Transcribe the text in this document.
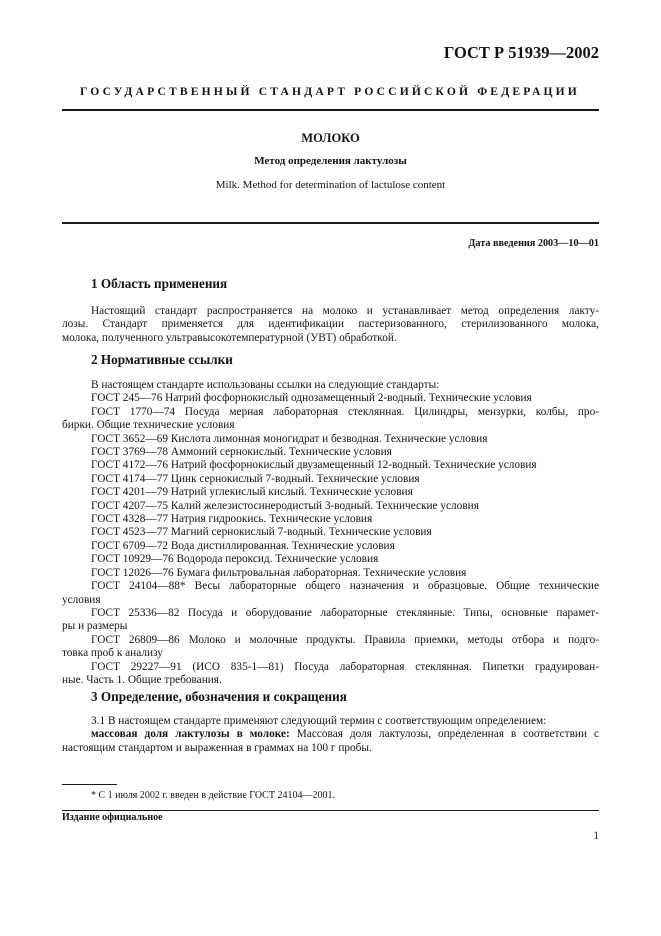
ГОСТ Р 51939—2002
ГОСУДАРСТВЕННЫЙ СТАНДАРТ РОССИЙСКОЙ ФЕДЕРАЦИИ
МОЛОКО
Метод определения лактулозы
Milk. Method for determination of lactulose content
Дата введения 2003—10—01
1 Область применения
Настоящий стандарт распространяется на молоко и устанавливает метод определения лакту-
лозы. Стандарт применяется для идентификации пастеризованного, стерилизованного молока,
молока, полученного ультравысокотемпературной (УВТ) обработкой.
2 Нормативные ссылки
В настоящем стандарте использованы ссылки на следующие стандарты:
ГОСТ 245—76 Натрий фосфорнокислый однозамещенный 2-водный. Технические условия
ГОСТ 1770—74 Посуда мерная лабораторная стеклянная. Цилиндры, мензурки, колбы, про-
бирки. Общие технические условия
ГОСТ 3652—69 Кислота лимонная моногидрат и безводная. Технические условия
ГОСТ 3769—78 Аммоний сернокислый. Технические условия
ГОСТ 4172—76 Натрий фосфорнокислый двузамещенный 12-водный. Технические условия
ГОСТ 4174—77 Цинк сернокислый 7-водный. Технические условия
ГОСТ 4201—79 Натрий углекислый кислый. Технические условия
ГОСТ 4207—75 Калий железистосинеродистый 3-водный. Технические условия
ГОСТ 4328—77 Натрия гидроокись. Технические условия
ГОСТ 4523—77 Магний сернокислый 7-водный. Технические условия
ГОСТ 6709—72 Вода дистиллированная. Технические условия
ГОСТ 10929—76 Водорода пероксид. Технические условия
ГОСТ 12026—76 Бумага фильтровальная лабораторная. Технические условия
ГОСТ 24104—88* Весы лабораторные общего назначения и образцовые. Общие технические
условия
ГОСТ 25336—82 Посуда и оборудование лабораторные стеклянные. Типы, основные парамет-
ры и размеры
ГОСТ 26809—86 Молоко и молочные продукты. Правила приемки, методы отбора и подго-
товка проб к анализу
ГОСТ 29227—91 (ИСО 835-1—81) Посуда лабораторная стеклянная. Пипетки градуирован-
ные. Часть 1. Общие требования.
3 Определение, обозначения и сокращения
3.1 В настоящем стандарте применяют следующий термин с соответствующим определением:
массовая доля лактулозы в молоке: Массовая доля лактулозы, определенная в соответствии с
настоящим стандартом и выраженная в граммах на 100 г пробы.
* С 1 июля 2002 г. введен в действие ГОСТ 24104—2001.
Издание официальное
1
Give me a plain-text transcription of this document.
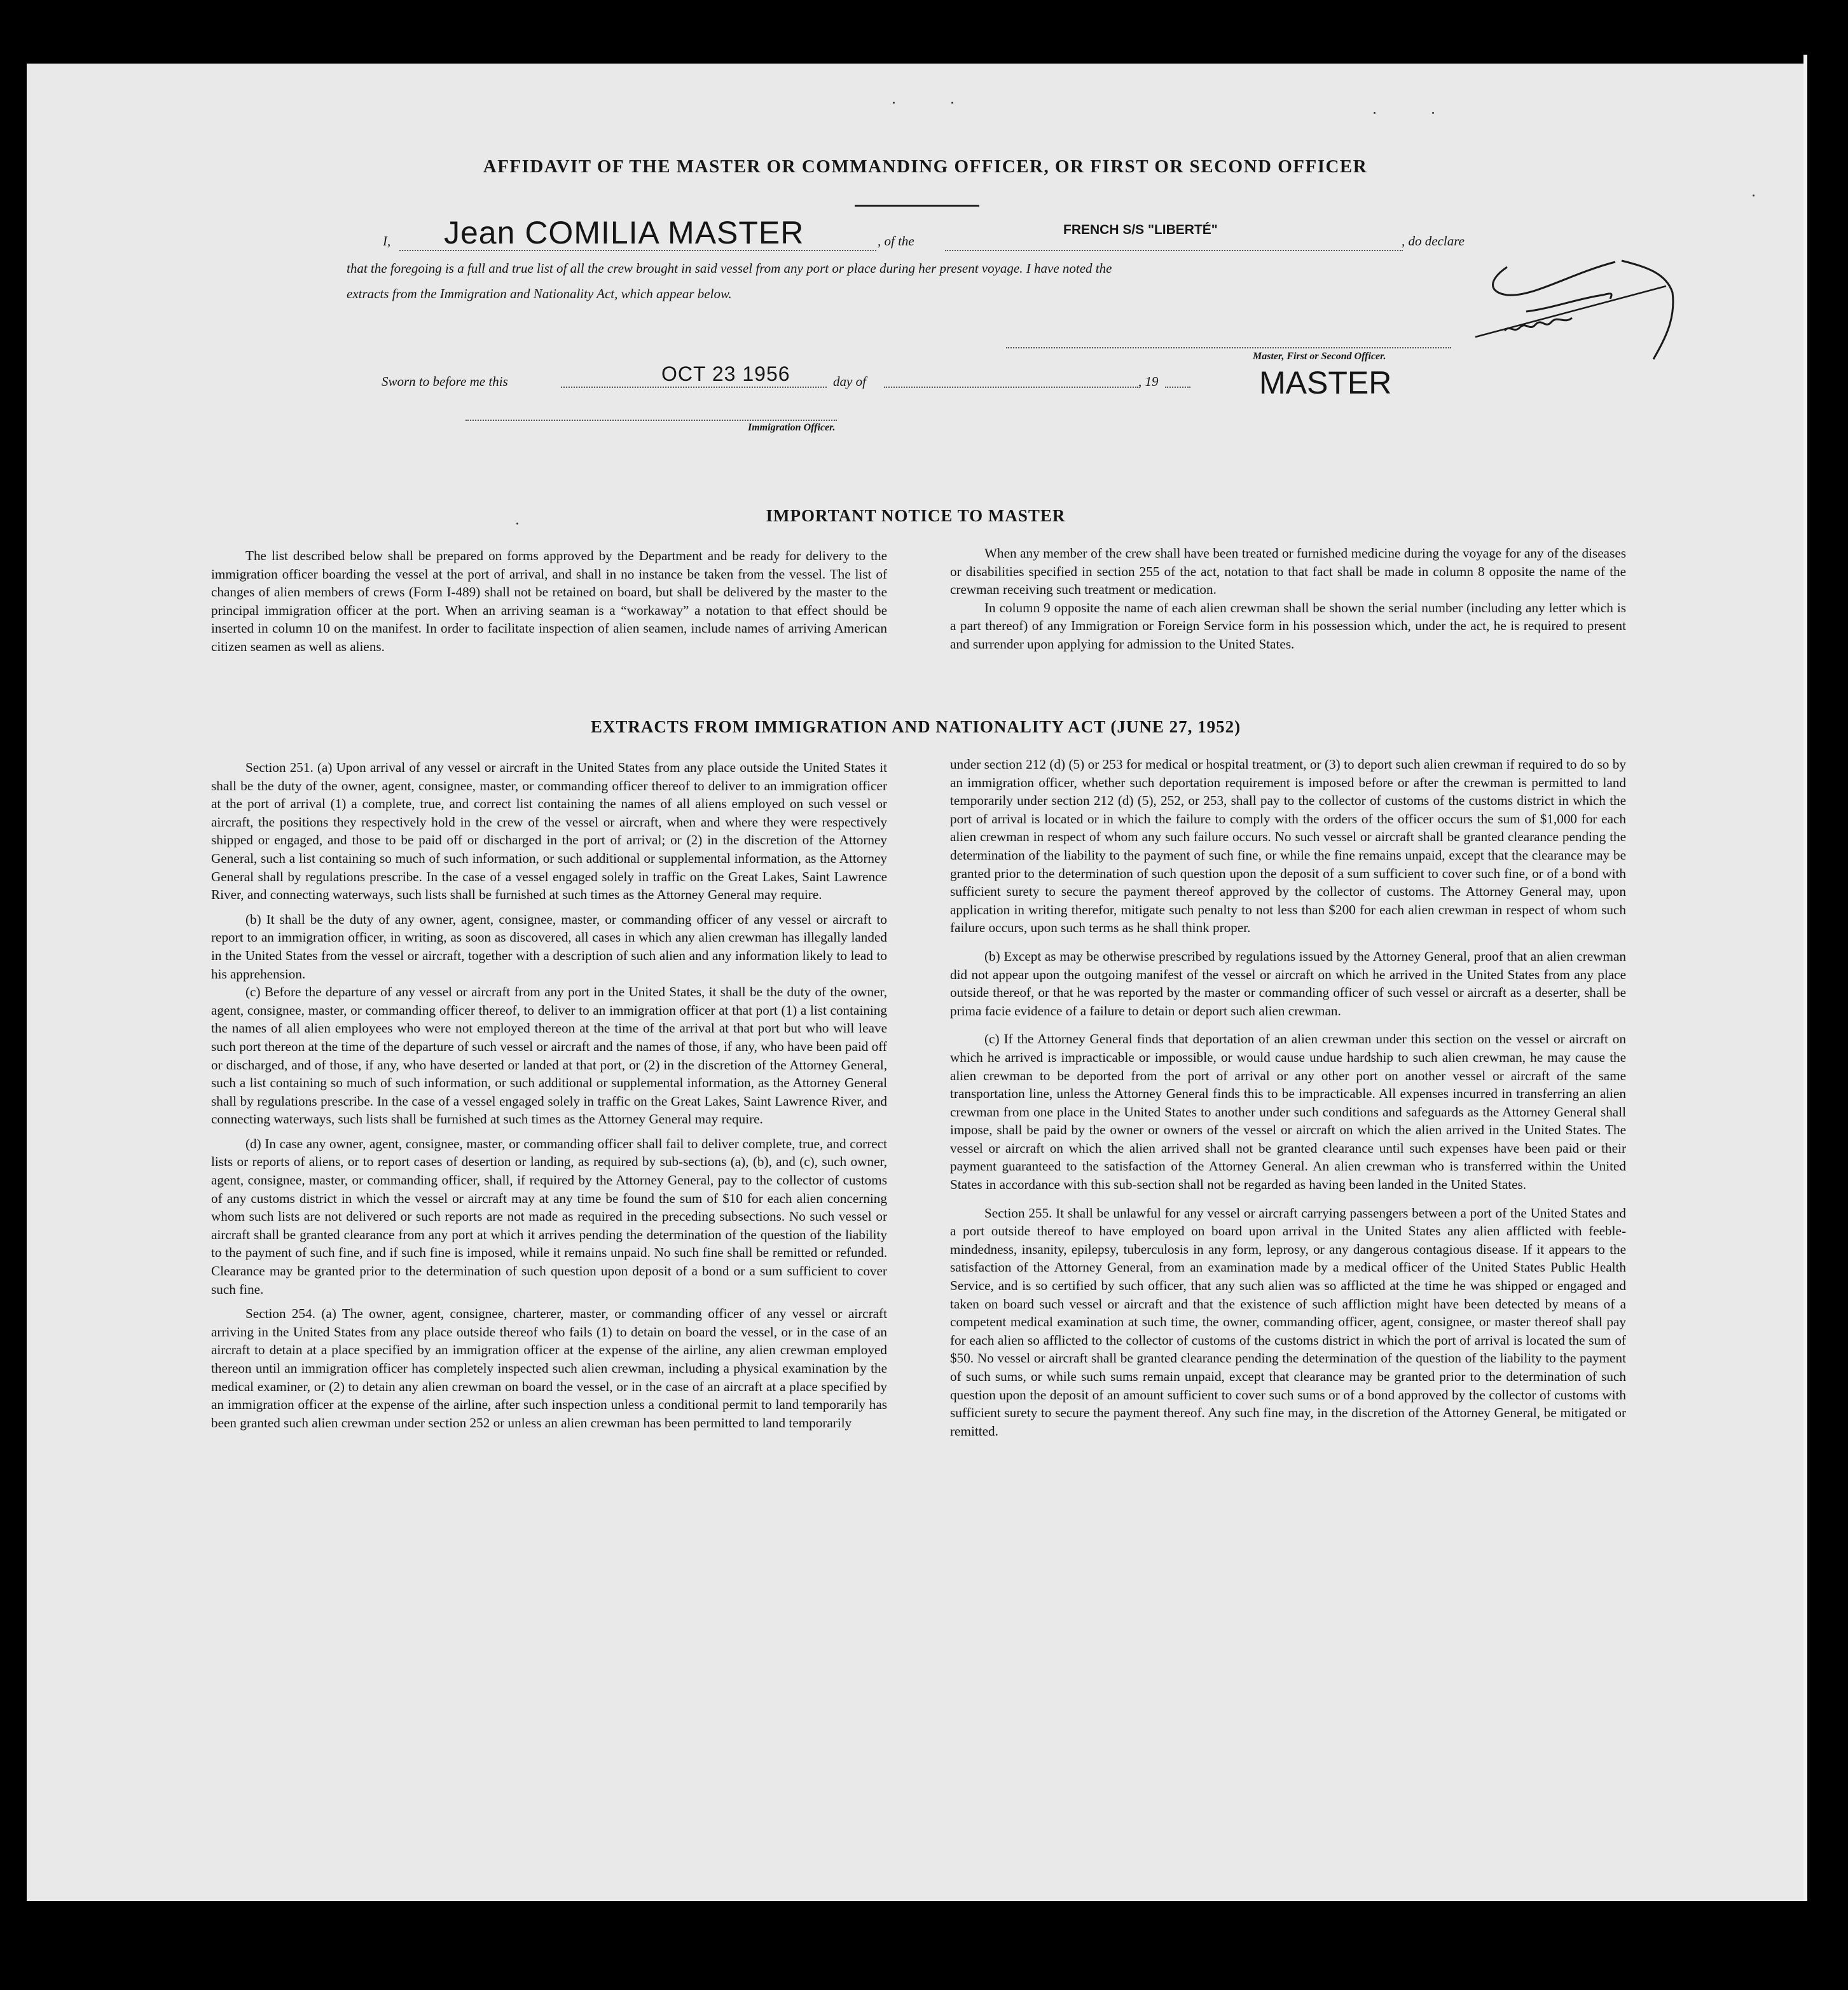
AFFIDAVIT OF THE MASTER OR COMMANDING OFFICER, OR FIRST OR SECOND OFFICER
I, Jean COMILIA MASTER	, of the
FRENCH S/S "LIBERTÉ"
, do declare
that the foregoing is a full and true list of all the crew brought in said vessel from any port or place during her present voyage. I have noted the
extracts from the Immigration and Nationality Act, which appear below.
Master, First or Second Officer.
MASTER
Sworn to before me this	OCT 23 1956	day of	, 19
Immigration Officer.
IMPORTANT NOTICE TO MASTER

The list described below shall be prepared on forms approved by the Department and be ready for delivery to the immigration officer boarding the vessel at the port of arrival, and shall in no instance be taken from the vessel. The list of changes of alien members of crews (Form I-489) shall not be retained on board, but shall be delivered by the master to the principal immigration officer at the port. When an arriving seaman is a “workaway” a notation to that effect should be inserted in column 10 on the manifest. In order to facilitate inspection of alien seamen, include names of arriving American citizen seamen as well as aliens.

When any member of the crew shall have been treated or furnished medicine during the voyage for any of the diseases or disabilities specified in section 255 of the act, notation to that fact shall be made in column 8 opposite the name of the crewman receiving such treatment or medication.

In column 9 opposite the name of each alien crewman shall be shown the serial number (including any letter which is a part thereof) of any Immigration or Foreign Service form in his possession which, under the act, he is required to present and surrender upon applying for admission to the United States.

EXTRACTS FROM IMMIGRATION AND NATIONALITY ACT (JUNE 27, 1952)

Section 251. (a) Upon arrival of any vessel or aircraft in the United States from any place outside the United States it shall be the duty of the owner, agent, consignee, master, or commanding officer thereof to deliver to an immigration officer at the port of arrival (1) a complete, true, and correct list containing the names of all aliens employed on such vessel or aircraft, the positions they respectively hold in the crew of the vessel or aircraft, when and where they were respectively shipped or engaged, and those to be paid off or discharged in the port of arrival; or (2) in the discretion of the Attorney General, such a list containing so much of such information, or such additional or supplemental information, as the Attorney General shall by regulations prescribe. In the case of a vessel engaged solely in traffic on the Great Lakes, Saint Lawrence River, and connecting waterways, such lists shall be furnished at such times as the Attorney General may require.

(b) It shall be the duty of any owner, agent, consignee, master, or commanding officer of any vessel or aircraft to report to an immigration officer, in writing, as soon as discovered, all cases in which any alien crewman has illegally landed in the United States from the vessel or aircraft, together with a description of such alien and any information likely to lead to his apprehension.

(c) Before the departure of any vessel or aircraft from any port in the United States, it shall be the duty of the owner, agent, consignee, master, or commanding officer thereof, to deliver to an immigration officer at that port (1) a list containing the names of all alien employees who were not employed thereon at the time of the arrival at that port but who will leave such port thereon at the time of the departure of such vessel or aircraft and the names of those, if any, who have been paid off or discharged, and of those, if any, who have deserted or landed at that port, or (2) in the discretion of the Attorney General, such a list containing so much of such information, or such additional or supplemental information, as the Attorney General shall by regulations prescribe. In the case of a vessel engaged solely in traffic on the Great Lakes, Saint Lawrence River, and connecting waterways, such lists shall be furnished at such times as the Attorney General may require.

(d) In case any owner, agent, consignee, master, or commanding officer shall fail to deliver complete, true, and correct lists or reports of aliens, or to report cases of desertion or landing, as required by sub-sections (a), (b), and (c), such owner, agent, consignee, master, or commanding officer, shall, if required by the Attorney General, pay to the collector of customs of any customs district in which the vessel or aircraft may at any time be found the sum of $10 for each alien concerning whom such lists are not delivered or such reports are not made as required in the preceding subsections. No such vessel or aircraft shall be granted clearance from any port at which it arrives pending the determination of the question of the liability to the payment of such fine, and if such fine is imposed, while it remains unpaid. No such fine shall be remitted or refunded. Clearance may be granted prior to the determination of such question upon deposit of a bond or a sum sufficient to cover such fine.

Section 254. (a) The owner, agent, consignee, charterer, master, or commanding officer of any vessel or aircraft arriving in the United States from any place outside thereof who fails (1) to detain on board the vessel, or in the case of an aircraft to detain at a place specified by an immigration officer at the expense of the airline, any alien crewman employed thereon until an immigration officer has completely inspected such alien crewman, including a physical examination by the medical examiner, or (2) to detain any alien crewman on board the vessel, or in the case of an aircraft at a place specified by an immigration officer at the expense of the airline, after such inspection unless a conditional permit to land temporarily has been granted such alien crewman under section 252 or unless an alien crewman has been permitted to land temporarily

under section 212 (d) (5) or 253 for medical or hospital treatment, or (3) to deport such alien crewman if required to do so by an immigration officer, whether such deportation requirement is imposed before or after the crewman is permitted to land temporarily under section 212 (d) (5), 252, or 253, shall pay to the collector of customs of the customs district in which the port of arrival is located or in which the failure to comply with the orders of the officer occurs the sum of $1,000 for each alien crewman in respect of whom any such failure occurs. No such vessel or aircraft shall be granted clearance pending the determination of the liability to the payment of such fine, or while the fine remains unpaid, except that the clearance may be granted prior to the determination of such question upon the deposit of a sum sufficient to cover such fine, or of a bond with sufficient surety to secure the payment thereof approved by the collector of customs. The Attorney General may, upon application in writing therefor, mitigate such penalty to not less than $200 for each alien crewman in respect of whom such failure occurs, upon such terms as he shall think proper.

(b) Except as may be otherwise prescribed by regulations issued by the Attorney General, proof that an alien crewman did not appear upon the outgoing manifest of the vessel or aircraft on which he arrived in the United States from any place outside thereof, or that he was reported by the master or commanding officer of such vessel or aircraft as a deserter, shall be prima facie evidence of a failure to detain or deport such alien crewman.

(c) If the Attorney General finds that deportation of an alien crewman under this section on the vessel or aircraft on which he arrived is impracticable or impossible, or would cause undue hardship to such alien crewman, he may cause the alien crewman to be deported from the port of arrival or any other port on another vessel or aircraft of the same transportation line, unless the Attorney General finds this to be impracticable. All expenses incurred in transferring an alien crewman from one place in the United States to another under such conditions and safeguards as the Attorney General shall impose, shall be paid by the owner or owners of the vessel or aircraft on which the alien arrived in the United States. The vessel or aircraft on which the alien arrived shall not be granted clearance until such expenses have been paid or their payment guaranteed to the satisfaction of the Attorney General. An alien crewman who is transferred within the United States in accordance with this sub-section shall not be regarded as having been landed in the United States.

Section 255. It shall be unlawful for any vessel or aircraft carrying passengers between a port of the United States and a port outside thereof to have employed on board upon arrival in the United States any alien afflicted with feeble-mindedness, insanity, epilepsy, tuberculosis in any form, leprosy, or any dangerous contagious disease. If it appears to the satisfaction of the Attorney General, from an examination made by a medical officer of the United States Public Health Service, and is so certified by such officer, that any such alien was so afflicted at the time he was shipped or engaged and taken on board such vessel or aircraft and that the existence of such affliction might have been detected by means of a competent medical examination at such time, the owner, commanding officer, agent, consignee, or master thereof shall pay for each alien so afflicted to the collector of customs of the customs district in which the port of arrival is located the sum of $50. No vessel or aircraft shall be granted clearance pending the determination of the question of the liability to the payment of such sums, or while such sums remain unpaid, except that clearance may be granted prior to the determination of such question upon the deposit of an amount sufficient to cover such sums or of a bond approved by the collector of customs with sufficient surety to secure the payment thereof. Any such fine may, in the discretion of the Attorney General, be mitigated or remitted.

_Set problem_
Every line that holds the string "Натрий" should be returned.

_Answer_
ГОСТ 245—76 Натрий фосфорнокислый однозамещенный 2-водный. Технические условия
ГОСТ 4172—76 Натрий фосфорнокислый двузамещенный 12-водный. Технические условия
ГОСТ 4201—79 Натрий углекислый кислый. Технические условия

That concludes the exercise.